● **WHAT THE TASK ASKS**: Rewrite every line of the data below as a Markdown table with two columns, Row and Line. Number the rows in order and leave out blank lines.

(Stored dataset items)
* * * * *

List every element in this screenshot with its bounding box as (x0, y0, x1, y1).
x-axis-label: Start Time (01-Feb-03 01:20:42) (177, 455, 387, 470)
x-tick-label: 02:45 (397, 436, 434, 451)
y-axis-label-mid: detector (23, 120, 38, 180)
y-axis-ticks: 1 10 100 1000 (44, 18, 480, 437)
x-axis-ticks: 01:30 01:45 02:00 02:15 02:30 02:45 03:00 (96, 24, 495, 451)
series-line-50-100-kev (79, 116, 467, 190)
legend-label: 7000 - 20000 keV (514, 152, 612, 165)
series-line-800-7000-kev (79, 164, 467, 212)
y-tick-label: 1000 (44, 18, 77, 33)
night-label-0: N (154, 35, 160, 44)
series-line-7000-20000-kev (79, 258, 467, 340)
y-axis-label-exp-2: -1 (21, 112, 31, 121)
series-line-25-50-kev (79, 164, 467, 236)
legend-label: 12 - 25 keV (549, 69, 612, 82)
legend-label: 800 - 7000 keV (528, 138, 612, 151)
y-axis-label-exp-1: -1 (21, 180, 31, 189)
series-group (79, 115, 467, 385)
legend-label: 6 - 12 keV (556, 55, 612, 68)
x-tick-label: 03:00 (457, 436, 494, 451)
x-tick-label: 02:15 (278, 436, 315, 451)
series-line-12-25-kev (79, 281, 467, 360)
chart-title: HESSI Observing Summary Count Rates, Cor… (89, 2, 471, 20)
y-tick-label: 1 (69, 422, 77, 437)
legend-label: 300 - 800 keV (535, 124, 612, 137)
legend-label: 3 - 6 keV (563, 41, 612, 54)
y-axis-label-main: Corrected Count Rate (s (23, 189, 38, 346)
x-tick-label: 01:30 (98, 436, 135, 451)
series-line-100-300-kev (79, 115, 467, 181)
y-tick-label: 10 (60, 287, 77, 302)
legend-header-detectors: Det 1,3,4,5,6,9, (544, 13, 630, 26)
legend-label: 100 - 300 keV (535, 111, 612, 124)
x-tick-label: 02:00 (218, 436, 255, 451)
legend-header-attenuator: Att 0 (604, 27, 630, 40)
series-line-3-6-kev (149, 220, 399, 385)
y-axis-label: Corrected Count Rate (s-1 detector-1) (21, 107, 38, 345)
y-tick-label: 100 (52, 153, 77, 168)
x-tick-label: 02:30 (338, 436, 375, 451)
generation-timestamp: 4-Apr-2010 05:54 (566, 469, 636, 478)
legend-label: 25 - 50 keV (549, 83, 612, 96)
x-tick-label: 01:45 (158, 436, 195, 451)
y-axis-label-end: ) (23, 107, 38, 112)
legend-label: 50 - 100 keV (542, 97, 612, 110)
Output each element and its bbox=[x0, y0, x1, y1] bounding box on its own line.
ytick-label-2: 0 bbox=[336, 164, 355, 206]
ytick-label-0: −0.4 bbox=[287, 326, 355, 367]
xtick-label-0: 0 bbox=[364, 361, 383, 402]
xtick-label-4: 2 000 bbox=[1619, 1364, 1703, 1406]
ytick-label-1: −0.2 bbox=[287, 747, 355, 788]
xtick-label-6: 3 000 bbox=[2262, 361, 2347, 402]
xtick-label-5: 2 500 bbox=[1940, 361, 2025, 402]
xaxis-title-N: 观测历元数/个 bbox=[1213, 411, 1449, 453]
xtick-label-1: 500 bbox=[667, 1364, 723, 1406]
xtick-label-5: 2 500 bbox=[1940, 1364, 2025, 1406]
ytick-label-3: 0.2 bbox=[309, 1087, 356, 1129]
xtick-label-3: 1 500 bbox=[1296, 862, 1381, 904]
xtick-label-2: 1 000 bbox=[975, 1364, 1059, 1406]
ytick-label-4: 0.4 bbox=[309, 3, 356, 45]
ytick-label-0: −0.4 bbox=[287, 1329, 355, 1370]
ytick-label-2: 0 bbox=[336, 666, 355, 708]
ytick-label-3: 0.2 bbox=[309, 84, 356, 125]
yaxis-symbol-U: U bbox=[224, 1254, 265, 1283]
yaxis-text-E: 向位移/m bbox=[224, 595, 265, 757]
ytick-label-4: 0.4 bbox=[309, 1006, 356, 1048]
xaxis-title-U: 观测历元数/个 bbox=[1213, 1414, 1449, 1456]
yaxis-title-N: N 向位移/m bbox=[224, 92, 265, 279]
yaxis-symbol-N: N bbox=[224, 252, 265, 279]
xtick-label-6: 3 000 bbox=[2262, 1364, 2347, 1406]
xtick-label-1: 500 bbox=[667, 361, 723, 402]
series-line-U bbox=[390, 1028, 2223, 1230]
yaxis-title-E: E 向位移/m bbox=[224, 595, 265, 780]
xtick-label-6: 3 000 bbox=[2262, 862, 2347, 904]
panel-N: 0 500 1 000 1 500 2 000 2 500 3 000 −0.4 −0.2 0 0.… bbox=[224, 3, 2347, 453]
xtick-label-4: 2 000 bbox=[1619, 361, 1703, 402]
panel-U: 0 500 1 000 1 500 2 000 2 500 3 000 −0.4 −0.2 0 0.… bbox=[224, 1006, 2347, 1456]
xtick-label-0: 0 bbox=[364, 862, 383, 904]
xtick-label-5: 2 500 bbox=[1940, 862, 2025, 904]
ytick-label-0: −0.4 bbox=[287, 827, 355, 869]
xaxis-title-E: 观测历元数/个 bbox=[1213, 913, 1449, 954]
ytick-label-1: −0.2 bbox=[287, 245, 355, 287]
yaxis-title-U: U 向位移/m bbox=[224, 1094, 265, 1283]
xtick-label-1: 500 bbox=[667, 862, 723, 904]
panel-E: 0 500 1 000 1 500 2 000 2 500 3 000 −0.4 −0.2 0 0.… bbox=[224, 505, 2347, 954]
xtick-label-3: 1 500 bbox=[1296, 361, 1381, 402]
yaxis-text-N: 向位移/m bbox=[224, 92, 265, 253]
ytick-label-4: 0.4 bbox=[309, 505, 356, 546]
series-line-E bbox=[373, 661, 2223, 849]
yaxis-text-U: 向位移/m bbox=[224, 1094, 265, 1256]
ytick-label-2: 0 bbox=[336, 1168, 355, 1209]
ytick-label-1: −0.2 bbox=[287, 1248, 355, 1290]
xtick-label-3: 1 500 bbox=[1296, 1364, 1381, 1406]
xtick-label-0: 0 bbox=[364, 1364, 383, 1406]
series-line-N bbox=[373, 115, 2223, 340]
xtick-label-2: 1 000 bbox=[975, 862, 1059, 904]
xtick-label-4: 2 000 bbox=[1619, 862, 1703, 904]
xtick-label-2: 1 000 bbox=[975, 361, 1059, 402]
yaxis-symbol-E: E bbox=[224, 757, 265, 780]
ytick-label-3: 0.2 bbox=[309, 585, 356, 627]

* * * * *

● **TASK OUTPUT**:
| Row | Line |
|---|---|
| 1 | List every element in this screenshot with its bounding box as (x0, y0, x1, y1). |
| 2 | x-axis-label: Start Time (01-Feb-03 01:20:42) (177, 455, 387, 470) |
| 3 | x-tick-label: 02:45 (397, 436, 434, 451) |
| 4 | y-axis-label-mid: detector (23, 120, 38, 180) |
| 5 | y-axis-ticks: 1 10 100 1000 (44, 18, 480, 437) |
| 6 | x-axis-ticks: 01:30 01:45 02:00 02:15 02:30 02:45 03:00 (96, 24, 495, 451) |
| 7 | series-line-50-100-kev (79, 116, 467, 190) |
| 8 | legend-label: 7000 - 20000 keV (514, 152, 612, 165) |
| 9 | series-line-800-7000-kev (79, 164, 467, 212) |
| 10 | y-tick-label: 1000 (44, 18, 77, 33) |
| 11 | night-label-0: N (154, 35, 160, 44) |
| 12 | series-line-7000-20000-kev (79, 258, 467, 340) |
| 13 | y-axis-label-exp-2: -1 (21, 112, 31, 121) |
| 14 | series-line-25-50-kev (79, 164, 467, 236) |
| 15 | legend-label: 12 - 25 keV (549, 69, 612, 82) |
| 16 | legend-label: 800 - 7000 keV (528, 138, 612, 151) |
| 17 | y-axis-label-exp-1: -1 (21, 180, 31, 189) |
| 18 | series-group (79, 115, 467, 385) |
| 19 | legend-label: 6 - 12 keV (556, 55, 612, 68) |
| 20 | x-tick-label: 03:00 (457, 436, 494, 451) |
| 21 | x-tick-label: 02:15 (278, 436, 315, 451) |
| 22 | series-line-12-25-kev (79, 281, 467, 360) |
| 23 | chart-title: HESSI Observing Summary Count Rates, Cor… (89, 2, 471, 20) |
| 24 | y-tick-label: 1 (69, 422, 77, 437) |
| 25 | legend-label: 300 - 800 keV (535, 124, 612, 137) |
| 26 | legend-label: 3 - 6 keV (563, 41, 612, 54) |
| 27 | y-axis-label-main: Corrected Count Rate (s (23, 189, 38, 346) |
| 28 | x-tick-label: 01:30 (98, 436, 135, 451) |
| 29 | series-line-100-300-kev (79, 115, 467, 181) |
| 30 | y-tick-label: 10 (60, 287, 77, 302) |
| 31 | legend-header-detectors: Det 1,3,4,5,6,9, (544, 13, 630, 26) |
| 32 | legend-label: 100 - 300 keV (535, 111, 612, 124) |
| 33 | x-tick-label: 02:00 (218, 436, 255, 451) |
| 34 | legend-header-attenuator: Att 0 (604, 27, 630, 40) |
| 35 | series-line-3-6-kev (149, 220, 399, 385) |
| 36 | y-axis-label: Corrected Count Rate (s-1 detector-1) (21, 107, 38, 345) |
| 37 | y-tick-label: 100 (52, 153, 77, 168) |
| 38 | x-tick-label: 02:30 (338, 436, 375, 451) |
| 39 | generation-timestamp: 4-Apr-2010 05:54 (566, 469, 636, 478) |
| 40 | legend-label: 25 - 50 keV (549, 83, 612, 96) |
| 41 | x-tick-label: 01:45 (158, 436, 195, 451) |
| 42 | y-axis-label-end: ) (23, 107, 38, 112) |
| 43 | legend-label: 50 - 100 keV (542, 97, 612, 110) |
| 44 | Output each element and its bbox=[x0, y0, x1, y1] bounding box on its own line. |
| 45 | ytick-label-2: 0 bbox=[336, 164, 355, 206] |
| 46 | ytick-label-0: −0.4 bbox=[287, 326, 355, 367] |
| 47 | xtick-label-0: 0 bbox=[364, 361, 383, 402] |
| 48 | xtick-label-4: 2 000 bbox=[1619, 1364, 1703, 1406] |
| 49 | ytick-label-1: −0.2 bbox=[287, 747, 355, 788] |
| 50 | xtick-label-6: 3 000 bbox=[2262, 361, 2347, 402] |
| 51 | xtick-label-5: 2 500 bbox=[1940, 361, 2025, 402] |
| 52 | xaxis-title-N: 观测历元数/个 bbox=[1213, 411, 1449, 453] |
| 53 | xtick-label-1: 500 bbox=[667, 1364, 723, 1406] |
| 54 | xtick-label-5: 2 500 bbox=[1940, 1364, 2025, 1406] |
| 55 | ytick-label-3: 0.2 bbox=[309, 1087, 356, 1129] |
| 56 | xtick-label-3: 1 500 bbox=[1296, 862, 1381, 904] |
| 57 | xtick-label-2: 1 000 bbox=[975, 1364, 1059, 1406] |
| 58 | ytick-label-4: 0.4 bbox=[309, 3, 356, 45] |
| 59 | ytick-label-0: −0.4 bbox=[287, 1329, 355, 1370] |
| 60 | ytick-label-2: 0 bbox=[336, 666, 355, 708] |
| 61 | ytick-label-3: 0.2 bbox=[309, 84, 356, 125] |
| 62 | yaxis-symbol-U: U bbox=[224, 1254, 265, 1283] |
| 63 | yaxis-text-E: 向位移/m bbox=[224, 595, 265, 757] |
| 64 | ytick-label-4: 0.4 bbox=[309, 1006, 356, 1048] |
| 65 | xaxis-title-U: 观测历元数/个 bbox=[1213, 1414, 1449, 1456] |
| 66 | yaxis-title-N: N 向位移/m bbox=[224, 92, 265, 279] |
| 67 | yaxis-symbol-N: N bbox=[224, 252, 265, 279] |
| 68 | xtick-label-6: 3 000 bbox=[2262, 1364, 2347, 1406] |
| 69 | xtick-label-1: 500 bbox=[667, 361, 723, 402] |
| 70 | series-line-U bbox=[390, 1028, 2223, 1230] |
| 71 | yaxis-title-E: E 向位移/m bbox=[224, 595, 265, 780] |
| 72 | xtick-label-6: 3 000 bbox=[2262, 862, 2347, 904] |
| 73 | panel-N: 0 500 1 000 1 500 2 000 2 500 3 000 −0.4 −0.2 0 0.… bbox=[224, 3, 2347, 453] |
| 74 | xtick-label-4: 2 000 bbox=[1619, 361, 1703, 402] |
| 75 | panel-U: 0 500 1 000 1 500 2 000 2 500 3 000 −0.4 −0.2 0 0.… bbox=[224, 1006, 2347, 1456] |
| 76 | xtick-label-0: 0 bbox=[364, 862, 383, 904] |
| 77 | xtick-label-5: 2 500 bbox=[1940, 862, 2025, 904] |
| 78 | ytick-label-0: −0.4 bbox=[287, 827, 355, 869] |
| 79 | xaxis-title-E: 观测历元数/个 bbox=[1213, 913, 1449, 954] |
| 80 | ytick-label-1: −0.2 bbox=[287, 245, 355, 287] |
| 81 | yaxis-title-U: U 向位移/m bbox=[224, 1094, 265, 1283] |
| 82 | xtick-label-1: 500 bbox=[667, 862, 723, 904] |
| 83 | panel-E: 0 500 1 000 1 500 2 000 2 500 3 000 −0.4 −0.2 0 0.… bbox=[224, 505, 2347, 954] |
| 84 | xtick-label-3: 1 500 bbox=[1296, 361, 1381, 402] |
| 85 | yaxis-text-N: 向位移/m bbox=[224, 92, 265, 253] |
| 86 | ytick-label-4: 0.4 bbox=[309, 505, 356, 546] |
| 87 | series-line-E bbox=[373, 661, 2223, 849] |
| 88 | yaxis-text-U: 向位移/m bbox=[224, 1094, 265, 1256] |
| 89 | ytick-label-2: 0 bbox=[336, 1168, 355, 1209] |
| 90 | ytick-label-1: −0.2 bbox=[287, 1248, 355, 1290] |
| 91 | xtick-label-3: 1 500 bbox=[1296, 1364, 1381, 1406] |
| 92 | xtick-label-0: 0 bbox=[364, 1364, 383, 1406] |
| 93 | series-line-N bbox=[373, 115, 2223, 340] |
| 94 | xtick-label-2: 1 000 bbox=[975, 862, 1059, 904] |
| 95 | xtick-label-4: 2 000 bbox=[1619, 862, 1703, 904] |
| 96 | xtick-label-2: 1 000 bbox=[975, 361, 1059, 402] |
| 97 | yaxis-symbol-E: E bbox=[224, 757, 265, 780] |
| 98 | ytick-label-3: 0.2 bbox=[309, 585, 356, 627] |